[Data entries]
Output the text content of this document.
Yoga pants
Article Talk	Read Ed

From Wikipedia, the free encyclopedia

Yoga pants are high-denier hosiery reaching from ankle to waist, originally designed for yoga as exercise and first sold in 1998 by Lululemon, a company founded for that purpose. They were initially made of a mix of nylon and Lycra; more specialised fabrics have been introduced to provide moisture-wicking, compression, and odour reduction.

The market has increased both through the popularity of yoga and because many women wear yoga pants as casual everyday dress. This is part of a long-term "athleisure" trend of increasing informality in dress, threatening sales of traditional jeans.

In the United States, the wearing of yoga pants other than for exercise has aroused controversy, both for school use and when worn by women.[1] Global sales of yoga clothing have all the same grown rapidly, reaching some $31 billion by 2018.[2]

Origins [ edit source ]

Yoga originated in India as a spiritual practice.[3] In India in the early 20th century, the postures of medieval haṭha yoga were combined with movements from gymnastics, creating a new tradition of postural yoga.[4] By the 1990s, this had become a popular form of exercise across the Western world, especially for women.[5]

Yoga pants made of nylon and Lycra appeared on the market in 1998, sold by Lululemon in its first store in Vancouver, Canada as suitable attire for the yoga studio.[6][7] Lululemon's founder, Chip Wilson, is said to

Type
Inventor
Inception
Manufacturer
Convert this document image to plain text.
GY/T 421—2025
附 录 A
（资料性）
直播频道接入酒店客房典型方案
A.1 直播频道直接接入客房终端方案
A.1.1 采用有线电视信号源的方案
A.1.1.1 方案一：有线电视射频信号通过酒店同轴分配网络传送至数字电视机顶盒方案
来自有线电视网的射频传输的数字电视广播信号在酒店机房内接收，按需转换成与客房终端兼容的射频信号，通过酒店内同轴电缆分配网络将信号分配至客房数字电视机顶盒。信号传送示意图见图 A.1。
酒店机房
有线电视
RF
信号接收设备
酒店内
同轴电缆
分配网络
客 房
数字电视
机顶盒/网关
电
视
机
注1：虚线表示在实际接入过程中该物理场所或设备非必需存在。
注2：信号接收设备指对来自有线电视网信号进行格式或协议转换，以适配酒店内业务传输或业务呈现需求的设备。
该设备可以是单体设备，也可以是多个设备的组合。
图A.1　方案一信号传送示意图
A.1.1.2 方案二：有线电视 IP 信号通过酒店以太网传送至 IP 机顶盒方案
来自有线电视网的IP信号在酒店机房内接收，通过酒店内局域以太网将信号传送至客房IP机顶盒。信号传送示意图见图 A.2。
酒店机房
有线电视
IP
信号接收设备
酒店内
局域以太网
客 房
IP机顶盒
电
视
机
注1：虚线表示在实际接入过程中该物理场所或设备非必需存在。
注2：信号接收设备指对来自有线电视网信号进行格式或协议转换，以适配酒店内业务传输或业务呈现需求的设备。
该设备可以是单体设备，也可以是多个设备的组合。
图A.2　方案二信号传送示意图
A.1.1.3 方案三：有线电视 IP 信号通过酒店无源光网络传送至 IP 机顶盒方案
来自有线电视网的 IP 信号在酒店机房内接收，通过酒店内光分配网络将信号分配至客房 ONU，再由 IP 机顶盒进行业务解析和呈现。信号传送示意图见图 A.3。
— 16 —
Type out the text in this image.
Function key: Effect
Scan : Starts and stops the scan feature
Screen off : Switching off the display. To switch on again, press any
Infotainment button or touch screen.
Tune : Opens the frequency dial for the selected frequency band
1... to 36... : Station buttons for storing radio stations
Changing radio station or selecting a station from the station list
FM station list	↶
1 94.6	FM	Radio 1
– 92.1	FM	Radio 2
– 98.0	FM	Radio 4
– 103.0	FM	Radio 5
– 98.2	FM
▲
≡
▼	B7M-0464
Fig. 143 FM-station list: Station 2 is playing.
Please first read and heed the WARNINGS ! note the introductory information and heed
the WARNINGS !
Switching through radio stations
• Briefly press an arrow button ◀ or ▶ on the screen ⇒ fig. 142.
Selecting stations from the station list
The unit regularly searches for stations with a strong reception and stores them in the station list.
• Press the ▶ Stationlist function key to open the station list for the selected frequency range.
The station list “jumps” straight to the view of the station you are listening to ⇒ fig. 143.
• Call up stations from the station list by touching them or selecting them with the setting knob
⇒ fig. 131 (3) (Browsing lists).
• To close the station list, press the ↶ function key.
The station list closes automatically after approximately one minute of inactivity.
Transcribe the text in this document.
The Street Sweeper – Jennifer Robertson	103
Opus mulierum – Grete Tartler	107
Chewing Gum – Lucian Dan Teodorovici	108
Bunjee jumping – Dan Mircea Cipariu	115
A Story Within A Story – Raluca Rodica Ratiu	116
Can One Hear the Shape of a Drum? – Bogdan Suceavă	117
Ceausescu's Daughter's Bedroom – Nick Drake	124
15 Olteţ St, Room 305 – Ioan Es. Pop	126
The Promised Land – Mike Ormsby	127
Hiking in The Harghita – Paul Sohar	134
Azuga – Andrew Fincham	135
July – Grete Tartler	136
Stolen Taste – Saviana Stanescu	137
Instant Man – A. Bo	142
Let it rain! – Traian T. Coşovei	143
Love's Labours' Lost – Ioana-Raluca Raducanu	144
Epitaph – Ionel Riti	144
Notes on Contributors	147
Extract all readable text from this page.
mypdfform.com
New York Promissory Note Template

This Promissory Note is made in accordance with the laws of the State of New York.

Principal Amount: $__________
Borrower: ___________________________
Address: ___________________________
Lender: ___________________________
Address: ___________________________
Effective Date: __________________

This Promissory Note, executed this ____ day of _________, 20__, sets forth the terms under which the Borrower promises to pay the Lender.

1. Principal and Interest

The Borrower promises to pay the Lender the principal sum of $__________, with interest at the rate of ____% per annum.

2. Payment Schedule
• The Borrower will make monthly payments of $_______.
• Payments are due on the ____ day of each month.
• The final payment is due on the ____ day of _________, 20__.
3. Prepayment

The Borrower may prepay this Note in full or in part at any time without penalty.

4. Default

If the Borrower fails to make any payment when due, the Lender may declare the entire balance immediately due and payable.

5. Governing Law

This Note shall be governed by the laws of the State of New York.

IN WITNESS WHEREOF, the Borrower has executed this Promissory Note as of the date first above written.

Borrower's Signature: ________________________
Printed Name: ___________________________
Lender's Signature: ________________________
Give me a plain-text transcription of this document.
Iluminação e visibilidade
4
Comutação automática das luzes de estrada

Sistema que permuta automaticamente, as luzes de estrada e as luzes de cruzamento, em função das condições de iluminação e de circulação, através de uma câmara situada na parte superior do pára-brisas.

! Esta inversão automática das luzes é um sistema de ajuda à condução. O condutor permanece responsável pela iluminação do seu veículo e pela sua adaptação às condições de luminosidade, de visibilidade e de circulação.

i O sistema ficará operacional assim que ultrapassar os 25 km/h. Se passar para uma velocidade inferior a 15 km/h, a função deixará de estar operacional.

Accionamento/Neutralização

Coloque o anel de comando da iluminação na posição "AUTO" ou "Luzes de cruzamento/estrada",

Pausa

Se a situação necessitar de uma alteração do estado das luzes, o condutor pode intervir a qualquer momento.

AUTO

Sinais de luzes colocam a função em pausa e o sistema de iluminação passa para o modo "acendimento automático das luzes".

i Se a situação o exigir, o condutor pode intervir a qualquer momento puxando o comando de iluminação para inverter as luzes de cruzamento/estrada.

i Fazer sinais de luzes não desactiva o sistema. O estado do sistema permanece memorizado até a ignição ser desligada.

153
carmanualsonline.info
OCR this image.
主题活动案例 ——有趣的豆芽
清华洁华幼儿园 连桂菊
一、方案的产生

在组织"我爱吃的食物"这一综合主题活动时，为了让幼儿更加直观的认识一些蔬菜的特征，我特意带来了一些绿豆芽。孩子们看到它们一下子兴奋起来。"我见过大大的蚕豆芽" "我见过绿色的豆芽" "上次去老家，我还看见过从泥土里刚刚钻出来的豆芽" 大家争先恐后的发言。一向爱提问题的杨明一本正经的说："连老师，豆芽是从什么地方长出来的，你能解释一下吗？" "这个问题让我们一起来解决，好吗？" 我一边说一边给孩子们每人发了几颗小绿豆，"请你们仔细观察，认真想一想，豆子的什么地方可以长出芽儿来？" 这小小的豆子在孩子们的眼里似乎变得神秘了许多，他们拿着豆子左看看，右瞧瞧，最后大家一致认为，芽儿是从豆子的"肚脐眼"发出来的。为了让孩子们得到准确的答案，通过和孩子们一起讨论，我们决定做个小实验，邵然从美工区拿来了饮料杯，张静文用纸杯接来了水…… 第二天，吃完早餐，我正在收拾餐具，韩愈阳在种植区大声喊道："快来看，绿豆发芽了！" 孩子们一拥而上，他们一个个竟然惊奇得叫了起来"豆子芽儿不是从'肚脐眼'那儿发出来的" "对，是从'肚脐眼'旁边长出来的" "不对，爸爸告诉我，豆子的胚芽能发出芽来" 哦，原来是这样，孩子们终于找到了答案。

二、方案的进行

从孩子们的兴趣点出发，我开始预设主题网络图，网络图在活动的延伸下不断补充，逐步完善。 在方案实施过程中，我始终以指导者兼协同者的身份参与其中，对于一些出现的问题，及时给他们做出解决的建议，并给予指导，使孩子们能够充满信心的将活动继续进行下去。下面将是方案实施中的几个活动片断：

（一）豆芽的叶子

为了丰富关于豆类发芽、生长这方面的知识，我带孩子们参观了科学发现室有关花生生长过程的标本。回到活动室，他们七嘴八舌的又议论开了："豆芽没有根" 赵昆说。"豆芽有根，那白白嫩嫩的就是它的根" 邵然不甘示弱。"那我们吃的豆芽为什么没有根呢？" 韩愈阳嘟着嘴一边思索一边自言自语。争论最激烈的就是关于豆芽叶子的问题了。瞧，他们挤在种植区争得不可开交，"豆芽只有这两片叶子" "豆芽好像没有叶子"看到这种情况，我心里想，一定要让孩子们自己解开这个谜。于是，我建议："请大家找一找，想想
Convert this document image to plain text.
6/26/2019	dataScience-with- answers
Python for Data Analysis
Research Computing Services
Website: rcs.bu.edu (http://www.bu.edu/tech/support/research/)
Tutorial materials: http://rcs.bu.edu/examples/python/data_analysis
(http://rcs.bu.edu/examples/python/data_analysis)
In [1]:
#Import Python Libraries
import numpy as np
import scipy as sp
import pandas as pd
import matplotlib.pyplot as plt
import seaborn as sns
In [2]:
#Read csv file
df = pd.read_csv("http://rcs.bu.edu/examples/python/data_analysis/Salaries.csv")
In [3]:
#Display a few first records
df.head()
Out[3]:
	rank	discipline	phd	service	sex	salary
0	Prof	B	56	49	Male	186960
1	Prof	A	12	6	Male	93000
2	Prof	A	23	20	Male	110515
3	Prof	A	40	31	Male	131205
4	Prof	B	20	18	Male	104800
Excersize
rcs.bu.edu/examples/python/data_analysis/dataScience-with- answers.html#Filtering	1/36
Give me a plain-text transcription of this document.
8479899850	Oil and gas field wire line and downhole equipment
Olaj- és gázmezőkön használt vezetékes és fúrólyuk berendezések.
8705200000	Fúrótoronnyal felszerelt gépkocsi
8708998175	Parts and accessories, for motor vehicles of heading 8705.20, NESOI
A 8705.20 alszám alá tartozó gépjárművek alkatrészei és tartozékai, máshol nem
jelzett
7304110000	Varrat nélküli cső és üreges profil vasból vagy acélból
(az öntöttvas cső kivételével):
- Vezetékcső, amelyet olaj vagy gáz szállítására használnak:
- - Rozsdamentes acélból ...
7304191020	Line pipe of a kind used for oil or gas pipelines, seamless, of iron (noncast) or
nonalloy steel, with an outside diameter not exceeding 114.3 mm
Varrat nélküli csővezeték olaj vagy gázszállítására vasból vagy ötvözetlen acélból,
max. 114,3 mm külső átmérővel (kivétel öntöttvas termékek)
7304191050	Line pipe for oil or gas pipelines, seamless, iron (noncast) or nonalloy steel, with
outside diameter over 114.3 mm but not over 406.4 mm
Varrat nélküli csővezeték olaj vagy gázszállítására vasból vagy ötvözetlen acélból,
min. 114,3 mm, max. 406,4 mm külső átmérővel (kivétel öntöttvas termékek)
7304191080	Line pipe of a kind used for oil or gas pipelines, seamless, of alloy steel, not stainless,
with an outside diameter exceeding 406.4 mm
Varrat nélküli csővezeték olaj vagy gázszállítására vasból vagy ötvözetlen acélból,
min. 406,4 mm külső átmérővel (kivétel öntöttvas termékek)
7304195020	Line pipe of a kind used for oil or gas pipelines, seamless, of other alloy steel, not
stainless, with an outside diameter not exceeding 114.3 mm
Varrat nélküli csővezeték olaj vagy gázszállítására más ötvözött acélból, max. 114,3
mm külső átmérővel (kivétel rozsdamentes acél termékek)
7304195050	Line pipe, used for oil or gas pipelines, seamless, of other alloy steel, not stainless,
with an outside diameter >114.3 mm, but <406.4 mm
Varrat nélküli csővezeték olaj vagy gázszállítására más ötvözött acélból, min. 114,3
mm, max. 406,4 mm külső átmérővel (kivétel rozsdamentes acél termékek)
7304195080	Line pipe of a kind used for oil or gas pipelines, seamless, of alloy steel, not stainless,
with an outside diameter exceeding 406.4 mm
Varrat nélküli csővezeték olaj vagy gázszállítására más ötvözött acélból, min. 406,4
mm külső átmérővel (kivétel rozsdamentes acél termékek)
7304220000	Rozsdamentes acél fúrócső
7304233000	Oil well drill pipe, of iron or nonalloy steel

> _The request_
Wherever a line in the data above holds "külső", copy that line.

> _Result for this exercise_
max. 114,3 mm külső átmérővel (kivétel öntöttvas termékek)
min. 114,3 mm, max. 406,4 mm külső átmérővel (kivétel öntöttvas termékek)
min. 406,4 mm külső átmérővel (kivétel öntöttvas termékek)
mm külső átmérővel (kivétel rozsdamentes acél termékek)
mm, max. 406,4 mm külső átmérővel (kivétel rozsdamentes acél termékek)
mm külső átmérővel (kivétel rozsdamentes acél termékek)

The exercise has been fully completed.